STATED TASK - Identify all lines below that hold "text" and collect them.

═══ DATASET EXTRACT ═══

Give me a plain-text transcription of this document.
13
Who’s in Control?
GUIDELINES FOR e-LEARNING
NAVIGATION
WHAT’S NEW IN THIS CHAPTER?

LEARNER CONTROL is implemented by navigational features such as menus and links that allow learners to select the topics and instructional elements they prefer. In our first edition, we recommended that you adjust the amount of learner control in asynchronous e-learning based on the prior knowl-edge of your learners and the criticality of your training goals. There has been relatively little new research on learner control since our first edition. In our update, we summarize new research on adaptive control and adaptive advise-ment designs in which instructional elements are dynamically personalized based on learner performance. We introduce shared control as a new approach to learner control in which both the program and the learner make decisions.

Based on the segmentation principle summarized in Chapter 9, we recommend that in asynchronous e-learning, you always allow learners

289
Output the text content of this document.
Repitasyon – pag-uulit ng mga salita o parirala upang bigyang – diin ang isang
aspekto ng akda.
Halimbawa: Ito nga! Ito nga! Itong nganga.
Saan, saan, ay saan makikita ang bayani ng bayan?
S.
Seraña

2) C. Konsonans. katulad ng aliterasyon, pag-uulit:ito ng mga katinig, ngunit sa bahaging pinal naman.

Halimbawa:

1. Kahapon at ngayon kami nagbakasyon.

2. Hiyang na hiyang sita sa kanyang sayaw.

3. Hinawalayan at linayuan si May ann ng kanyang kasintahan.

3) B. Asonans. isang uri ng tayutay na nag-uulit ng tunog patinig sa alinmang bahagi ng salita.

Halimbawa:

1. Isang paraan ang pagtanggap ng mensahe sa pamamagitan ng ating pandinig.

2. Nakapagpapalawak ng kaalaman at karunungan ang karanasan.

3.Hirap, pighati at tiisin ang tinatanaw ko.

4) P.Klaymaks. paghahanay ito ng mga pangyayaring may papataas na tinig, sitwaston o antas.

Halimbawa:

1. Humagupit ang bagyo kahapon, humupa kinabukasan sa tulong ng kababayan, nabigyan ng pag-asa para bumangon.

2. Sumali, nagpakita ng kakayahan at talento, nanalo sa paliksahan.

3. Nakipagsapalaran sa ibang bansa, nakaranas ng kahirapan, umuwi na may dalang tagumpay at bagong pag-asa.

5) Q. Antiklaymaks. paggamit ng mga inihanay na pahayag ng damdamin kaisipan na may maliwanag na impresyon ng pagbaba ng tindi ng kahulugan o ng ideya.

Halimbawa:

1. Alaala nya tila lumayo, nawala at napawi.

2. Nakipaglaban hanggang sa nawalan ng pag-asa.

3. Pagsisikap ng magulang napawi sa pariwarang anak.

═══

ANSWER IN FULL -
Give me a plain-text transcription of this document.
Output the text content of this document.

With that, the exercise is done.